■ PROBLEM STATEMENT
What lines of the data hold the string "Schuhe"? Copy them all.

■ RECORDS FOR THIS TASK
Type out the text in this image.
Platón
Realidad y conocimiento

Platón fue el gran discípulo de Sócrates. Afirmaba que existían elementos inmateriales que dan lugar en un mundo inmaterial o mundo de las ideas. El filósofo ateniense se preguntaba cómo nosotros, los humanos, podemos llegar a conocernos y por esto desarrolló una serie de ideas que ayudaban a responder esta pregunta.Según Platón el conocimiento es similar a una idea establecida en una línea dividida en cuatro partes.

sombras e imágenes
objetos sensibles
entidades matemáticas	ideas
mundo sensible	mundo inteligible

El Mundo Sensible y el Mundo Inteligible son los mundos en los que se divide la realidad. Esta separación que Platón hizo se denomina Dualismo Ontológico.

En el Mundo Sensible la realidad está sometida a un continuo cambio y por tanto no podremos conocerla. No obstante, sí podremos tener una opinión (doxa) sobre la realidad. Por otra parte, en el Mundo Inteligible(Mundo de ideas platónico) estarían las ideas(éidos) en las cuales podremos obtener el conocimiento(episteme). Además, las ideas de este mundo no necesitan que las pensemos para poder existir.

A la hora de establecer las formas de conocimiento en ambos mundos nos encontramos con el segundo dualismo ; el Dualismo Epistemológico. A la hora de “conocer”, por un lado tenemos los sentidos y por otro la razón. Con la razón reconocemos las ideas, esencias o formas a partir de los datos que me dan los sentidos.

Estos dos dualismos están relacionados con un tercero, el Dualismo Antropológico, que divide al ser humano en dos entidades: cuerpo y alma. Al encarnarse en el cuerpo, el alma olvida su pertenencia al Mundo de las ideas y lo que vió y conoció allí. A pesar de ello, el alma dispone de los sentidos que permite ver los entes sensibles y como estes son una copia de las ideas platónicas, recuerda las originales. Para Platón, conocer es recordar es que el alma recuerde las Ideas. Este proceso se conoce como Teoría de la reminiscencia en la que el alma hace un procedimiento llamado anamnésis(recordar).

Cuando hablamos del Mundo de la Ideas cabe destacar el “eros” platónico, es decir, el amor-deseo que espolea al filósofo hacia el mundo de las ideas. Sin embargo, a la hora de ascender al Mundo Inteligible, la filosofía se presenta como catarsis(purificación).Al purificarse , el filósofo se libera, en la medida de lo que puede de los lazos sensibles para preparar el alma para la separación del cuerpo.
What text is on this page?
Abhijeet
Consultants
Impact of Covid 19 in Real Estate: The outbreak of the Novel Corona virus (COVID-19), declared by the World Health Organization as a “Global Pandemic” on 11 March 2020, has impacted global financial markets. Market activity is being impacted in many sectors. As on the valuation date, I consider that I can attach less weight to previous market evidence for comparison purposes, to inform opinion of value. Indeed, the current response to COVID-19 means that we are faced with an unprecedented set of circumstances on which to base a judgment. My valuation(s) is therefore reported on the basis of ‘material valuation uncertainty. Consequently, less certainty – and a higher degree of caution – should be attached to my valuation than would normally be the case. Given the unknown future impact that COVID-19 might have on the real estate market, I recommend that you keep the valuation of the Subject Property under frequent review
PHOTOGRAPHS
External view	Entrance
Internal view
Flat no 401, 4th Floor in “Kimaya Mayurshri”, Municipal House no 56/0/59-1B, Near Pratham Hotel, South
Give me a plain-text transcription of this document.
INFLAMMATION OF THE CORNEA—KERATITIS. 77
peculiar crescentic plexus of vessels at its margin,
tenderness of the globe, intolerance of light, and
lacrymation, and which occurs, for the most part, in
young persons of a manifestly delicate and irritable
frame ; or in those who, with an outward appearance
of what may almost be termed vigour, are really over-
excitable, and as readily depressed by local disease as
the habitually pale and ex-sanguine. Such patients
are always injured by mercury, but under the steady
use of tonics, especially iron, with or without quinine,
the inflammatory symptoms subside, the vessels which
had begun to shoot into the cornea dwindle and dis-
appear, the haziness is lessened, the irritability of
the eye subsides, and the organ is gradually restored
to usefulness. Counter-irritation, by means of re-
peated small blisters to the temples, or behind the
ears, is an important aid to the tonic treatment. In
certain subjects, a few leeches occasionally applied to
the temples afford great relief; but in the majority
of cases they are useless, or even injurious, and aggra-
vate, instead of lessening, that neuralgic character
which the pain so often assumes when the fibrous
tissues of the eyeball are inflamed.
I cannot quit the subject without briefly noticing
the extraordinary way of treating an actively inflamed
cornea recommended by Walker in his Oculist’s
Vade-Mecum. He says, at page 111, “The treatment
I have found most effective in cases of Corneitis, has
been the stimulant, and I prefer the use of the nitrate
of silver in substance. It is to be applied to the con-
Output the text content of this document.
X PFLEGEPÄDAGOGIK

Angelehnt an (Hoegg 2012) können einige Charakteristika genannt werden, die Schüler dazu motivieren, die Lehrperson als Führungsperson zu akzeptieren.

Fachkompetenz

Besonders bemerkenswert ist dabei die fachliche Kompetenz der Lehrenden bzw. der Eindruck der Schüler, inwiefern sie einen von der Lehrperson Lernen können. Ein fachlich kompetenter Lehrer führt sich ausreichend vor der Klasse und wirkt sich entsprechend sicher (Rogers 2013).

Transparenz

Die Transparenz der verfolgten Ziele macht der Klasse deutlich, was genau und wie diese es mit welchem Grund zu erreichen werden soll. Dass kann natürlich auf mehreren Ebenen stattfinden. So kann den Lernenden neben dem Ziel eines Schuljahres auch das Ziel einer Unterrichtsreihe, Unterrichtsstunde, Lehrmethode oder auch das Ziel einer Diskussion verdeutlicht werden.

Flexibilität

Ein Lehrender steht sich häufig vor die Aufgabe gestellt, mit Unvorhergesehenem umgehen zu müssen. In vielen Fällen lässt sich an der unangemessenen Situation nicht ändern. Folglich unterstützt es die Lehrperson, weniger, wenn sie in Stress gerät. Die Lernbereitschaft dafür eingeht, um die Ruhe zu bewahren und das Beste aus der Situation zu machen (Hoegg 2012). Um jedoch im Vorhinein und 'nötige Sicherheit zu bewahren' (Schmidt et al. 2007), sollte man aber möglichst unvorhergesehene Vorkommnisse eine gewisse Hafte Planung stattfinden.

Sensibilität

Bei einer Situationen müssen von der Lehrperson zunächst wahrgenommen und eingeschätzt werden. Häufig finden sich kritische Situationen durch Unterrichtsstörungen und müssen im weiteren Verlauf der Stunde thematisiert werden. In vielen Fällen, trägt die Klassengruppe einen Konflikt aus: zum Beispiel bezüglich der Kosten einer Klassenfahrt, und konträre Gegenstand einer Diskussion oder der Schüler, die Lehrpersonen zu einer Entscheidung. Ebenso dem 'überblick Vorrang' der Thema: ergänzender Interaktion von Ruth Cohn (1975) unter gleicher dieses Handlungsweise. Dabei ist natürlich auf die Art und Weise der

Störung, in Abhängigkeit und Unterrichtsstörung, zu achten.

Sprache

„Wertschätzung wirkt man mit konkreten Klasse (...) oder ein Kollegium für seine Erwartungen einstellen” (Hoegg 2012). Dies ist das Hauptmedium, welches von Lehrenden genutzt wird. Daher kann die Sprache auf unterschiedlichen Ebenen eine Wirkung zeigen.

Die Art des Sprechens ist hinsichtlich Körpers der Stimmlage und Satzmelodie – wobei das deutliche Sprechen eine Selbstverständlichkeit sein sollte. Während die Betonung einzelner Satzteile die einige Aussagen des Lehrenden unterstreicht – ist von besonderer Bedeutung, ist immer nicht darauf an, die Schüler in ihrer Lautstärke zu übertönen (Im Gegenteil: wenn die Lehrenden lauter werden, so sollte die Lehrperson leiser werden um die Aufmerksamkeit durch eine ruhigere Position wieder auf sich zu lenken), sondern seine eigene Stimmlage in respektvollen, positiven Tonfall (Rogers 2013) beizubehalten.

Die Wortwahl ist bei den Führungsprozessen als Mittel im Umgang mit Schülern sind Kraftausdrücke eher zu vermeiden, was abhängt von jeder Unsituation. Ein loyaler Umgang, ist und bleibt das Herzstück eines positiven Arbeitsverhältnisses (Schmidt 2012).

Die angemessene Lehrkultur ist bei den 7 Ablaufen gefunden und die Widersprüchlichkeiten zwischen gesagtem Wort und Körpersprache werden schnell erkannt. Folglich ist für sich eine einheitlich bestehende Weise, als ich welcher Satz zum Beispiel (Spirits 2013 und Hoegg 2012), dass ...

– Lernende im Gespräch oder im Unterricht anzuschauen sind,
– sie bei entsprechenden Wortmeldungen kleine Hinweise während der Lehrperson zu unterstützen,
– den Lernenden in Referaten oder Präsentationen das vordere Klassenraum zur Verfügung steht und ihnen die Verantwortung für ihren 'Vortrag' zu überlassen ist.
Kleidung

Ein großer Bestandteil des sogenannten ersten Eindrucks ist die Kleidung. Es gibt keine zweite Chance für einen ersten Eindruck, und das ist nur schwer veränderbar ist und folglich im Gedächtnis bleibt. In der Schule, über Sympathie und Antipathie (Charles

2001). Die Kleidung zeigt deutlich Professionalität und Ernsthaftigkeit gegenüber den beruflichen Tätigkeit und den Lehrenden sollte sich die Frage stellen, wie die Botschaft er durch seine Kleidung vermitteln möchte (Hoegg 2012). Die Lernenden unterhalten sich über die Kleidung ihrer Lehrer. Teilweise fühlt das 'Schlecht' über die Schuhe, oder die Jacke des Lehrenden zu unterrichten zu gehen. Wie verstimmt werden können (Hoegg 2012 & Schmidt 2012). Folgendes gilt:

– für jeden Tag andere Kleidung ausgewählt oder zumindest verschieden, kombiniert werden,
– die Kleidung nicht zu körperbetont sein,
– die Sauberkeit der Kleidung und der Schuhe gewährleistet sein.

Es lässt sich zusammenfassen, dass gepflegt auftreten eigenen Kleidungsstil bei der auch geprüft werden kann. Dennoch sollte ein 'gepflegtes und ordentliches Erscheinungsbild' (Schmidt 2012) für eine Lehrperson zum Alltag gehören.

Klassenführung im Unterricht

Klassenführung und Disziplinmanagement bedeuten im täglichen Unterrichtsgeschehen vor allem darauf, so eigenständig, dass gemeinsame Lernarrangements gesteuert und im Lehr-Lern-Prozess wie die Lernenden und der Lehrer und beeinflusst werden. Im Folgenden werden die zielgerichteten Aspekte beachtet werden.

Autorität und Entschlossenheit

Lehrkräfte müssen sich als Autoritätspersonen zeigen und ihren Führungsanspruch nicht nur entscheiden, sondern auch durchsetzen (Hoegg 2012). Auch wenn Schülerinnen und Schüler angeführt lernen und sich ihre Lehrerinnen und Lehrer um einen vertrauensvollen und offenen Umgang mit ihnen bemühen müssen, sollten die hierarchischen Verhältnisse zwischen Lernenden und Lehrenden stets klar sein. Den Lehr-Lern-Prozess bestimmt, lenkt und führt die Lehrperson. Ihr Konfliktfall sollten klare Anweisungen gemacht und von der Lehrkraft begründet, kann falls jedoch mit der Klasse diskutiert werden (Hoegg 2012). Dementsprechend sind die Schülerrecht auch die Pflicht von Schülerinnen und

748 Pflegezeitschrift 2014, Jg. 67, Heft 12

■ ANSWER BELOW
2001). Die Kleidung zeigt deutlich Professionalität und Ernsthaftigkeit gegenüber den beruflichen Tätigkeit und den Lehrenden sollte sich die Frage stellen, wie die Botschaft er durch seine Kleidung vermitteln möchte (Hoegg 2012). Die Lernenden unterhalten sich über die Kleidung ihrer Lehrer. Teilweise fühlt das 'Schlecht' über die Schuhe, oder die Jacke des Lehrenden zu unterrichten zu gehen. Wie verstimmt werden können (Hoegg 2012 & Schmidt 2012). Folgendes gilt:
– die Sauberkeit der Kleidung und der Schuhe gewährleistet sein.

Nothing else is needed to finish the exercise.